───── DATA TO PROCESS ─────
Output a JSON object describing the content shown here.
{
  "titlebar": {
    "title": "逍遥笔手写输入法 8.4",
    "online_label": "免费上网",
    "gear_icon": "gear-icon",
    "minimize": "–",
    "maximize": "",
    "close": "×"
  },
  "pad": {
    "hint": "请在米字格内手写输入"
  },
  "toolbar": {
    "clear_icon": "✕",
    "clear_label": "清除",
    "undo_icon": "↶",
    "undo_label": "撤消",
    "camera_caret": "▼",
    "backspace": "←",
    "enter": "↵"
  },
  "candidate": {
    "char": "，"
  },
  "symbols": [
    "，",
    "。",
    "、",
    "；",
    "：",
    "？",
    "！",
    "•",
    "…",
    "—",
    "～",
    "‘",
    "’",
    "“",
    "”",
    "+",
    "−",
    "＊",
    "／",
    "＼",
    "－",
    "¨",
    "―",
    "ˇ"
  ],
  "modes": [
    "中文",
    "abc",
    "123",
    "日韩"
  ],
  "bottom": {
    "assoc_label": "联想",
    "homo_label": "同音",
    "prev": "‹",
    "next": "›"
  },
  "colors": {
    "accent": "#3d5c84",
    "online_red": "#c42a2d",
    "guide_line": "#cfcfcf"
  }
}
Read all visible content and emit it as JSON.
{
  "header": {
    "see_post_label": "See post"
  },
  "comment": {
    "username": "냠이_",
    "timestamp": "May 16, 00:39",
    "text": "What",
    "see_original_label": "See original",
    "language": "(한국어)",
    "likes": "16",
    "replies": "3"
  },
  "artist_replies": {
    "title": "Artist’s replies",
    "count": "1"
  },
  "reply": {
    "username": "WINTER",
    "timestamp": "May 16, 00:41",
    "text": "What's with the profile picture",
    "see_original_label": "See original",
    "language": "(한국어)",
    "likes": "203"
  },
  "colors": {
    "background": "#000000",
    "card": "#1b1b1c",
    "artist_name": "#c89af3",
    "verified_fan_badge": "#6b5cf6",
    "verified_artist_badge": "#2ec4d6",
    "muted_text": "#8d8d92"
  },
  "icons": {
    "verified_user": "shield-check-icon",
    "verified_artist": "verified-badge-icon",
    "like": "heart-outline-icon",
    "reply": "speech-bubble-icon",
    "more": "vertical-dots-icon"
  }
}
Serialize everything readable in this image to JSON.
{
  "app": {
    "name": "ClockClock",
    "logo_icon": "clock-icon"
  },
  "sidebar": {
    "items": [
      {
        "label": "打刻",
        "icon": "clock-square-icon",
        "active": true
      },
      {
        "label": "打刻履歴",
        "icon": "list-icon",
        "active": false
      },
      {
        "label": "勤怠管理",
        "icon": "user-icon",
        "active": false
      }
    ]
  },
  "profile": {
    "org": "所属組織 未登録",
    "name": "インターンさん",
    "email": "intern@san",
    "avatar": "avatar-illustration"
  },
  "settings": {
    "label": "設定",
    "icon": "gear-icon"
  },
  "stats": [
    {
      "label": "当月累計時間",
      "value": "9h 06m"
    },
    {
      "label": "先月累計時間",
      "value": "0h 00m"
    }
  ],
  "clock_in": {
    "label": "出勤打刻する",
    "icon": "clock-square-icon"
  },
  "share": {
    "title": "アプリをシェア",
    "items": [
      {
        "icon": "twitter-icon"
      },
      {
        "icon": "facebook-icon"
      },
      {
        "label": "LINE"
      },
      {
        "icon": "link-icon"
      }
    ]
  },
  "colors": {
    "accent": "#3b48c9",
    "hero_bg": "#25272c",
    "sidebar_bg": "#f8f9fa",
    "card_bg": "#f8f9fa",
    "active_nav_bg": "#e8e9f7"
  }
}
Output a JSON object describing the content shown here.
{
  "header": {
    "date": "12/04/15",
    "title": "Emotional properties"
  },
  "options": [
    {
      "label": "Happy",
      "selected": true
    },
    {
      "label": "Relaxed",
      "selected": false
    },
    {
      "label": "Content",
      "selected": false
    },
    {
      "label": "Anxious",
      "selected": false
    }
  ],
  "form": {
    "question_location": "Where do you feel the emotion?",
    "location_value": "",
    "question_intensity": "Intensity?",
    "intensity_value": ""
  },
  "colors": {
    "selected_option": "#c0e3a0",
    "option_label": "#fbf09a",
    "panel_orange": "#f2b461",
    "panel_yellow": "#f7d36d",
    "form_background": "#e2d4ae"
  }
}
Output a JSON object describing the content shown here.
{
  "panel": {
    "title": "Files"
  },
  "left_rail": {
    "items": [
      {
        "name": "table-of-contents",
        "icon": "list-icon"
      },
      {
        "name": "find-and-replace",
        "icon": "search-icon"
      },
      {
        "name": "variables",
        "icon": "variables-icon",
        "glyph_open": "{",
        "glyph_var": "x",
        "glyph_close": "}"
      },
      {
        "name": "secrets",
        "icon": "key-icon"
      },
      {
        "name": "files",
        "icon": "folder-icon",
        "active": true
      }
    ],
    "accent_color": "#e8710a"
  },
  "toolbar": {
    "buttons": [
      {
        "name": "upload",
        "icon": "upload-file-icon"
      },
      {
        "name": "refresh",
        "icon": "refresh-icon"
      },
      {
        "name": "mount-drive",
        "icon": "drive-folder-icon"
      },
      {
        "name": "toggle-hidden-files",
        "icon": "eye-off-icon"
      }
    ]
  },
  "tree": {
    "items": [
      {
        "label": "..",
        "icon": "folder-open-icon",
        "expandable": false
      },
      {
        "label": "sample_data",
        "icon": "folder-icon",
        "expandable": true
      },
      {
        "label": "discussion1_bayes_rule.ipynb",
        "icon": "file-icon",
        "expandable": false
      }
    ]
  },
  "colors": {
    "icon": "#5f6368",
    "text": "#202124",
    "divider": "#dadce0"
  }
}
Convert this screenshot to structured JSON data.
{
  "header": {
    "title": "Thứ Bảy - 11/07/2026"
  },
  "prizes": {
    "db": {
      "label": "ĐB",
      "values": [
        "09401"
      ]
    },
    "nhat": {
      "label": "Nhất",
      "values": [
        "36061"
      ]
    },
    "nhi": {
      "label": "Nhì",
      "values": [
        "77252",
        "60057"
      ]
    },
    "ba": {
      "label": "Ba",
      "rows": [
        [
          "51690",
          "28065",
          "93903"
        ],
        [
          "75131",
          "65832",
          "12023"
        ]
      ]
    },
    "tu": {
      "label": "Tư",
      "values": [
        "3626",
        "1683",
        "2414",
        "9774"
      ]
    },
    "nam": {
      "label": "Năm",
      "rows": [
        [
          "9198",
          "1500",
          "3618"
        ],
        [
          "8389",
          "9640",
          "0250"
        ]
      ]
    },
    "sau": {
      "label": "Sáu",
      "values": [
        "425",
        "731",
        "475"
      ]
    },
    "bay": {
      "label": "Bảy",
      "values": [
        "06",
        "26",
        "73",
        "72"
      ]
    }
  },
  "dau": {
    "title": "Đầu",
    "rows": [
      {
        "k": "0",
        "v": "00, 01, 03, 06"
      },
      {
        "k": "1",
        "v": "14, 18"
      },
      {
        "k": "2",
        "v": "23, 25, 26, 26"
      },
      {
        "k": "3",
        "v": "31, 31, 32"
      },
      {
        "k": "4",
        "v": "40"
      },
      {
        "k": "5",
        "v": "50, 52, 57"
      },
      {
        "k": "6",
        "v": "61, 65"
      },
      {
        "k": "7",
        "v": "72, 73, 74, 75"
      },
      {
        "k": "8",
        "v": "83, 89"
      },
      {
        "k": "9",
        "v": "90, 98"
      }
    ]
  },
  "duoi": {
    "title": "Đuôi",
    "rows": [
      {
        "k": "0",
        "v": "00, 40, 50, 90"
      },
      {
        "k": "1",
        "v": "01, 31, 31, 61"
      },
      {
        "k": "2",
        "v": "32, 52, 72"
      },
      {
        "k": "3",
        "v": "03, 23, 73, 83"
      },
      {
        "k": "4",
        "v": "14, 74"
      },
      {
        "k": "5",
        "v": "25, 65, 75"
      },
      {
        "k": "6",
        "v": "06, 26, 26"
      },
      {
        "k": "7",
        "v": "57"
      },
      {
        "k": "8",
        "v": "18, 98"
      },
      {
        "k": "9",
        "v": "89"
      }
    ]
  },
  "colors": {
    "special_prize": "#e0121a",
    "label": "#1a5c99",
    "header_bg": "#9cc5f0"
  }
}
─────
Go through the material above and count the lines that contain "profile"; give that number alone.

2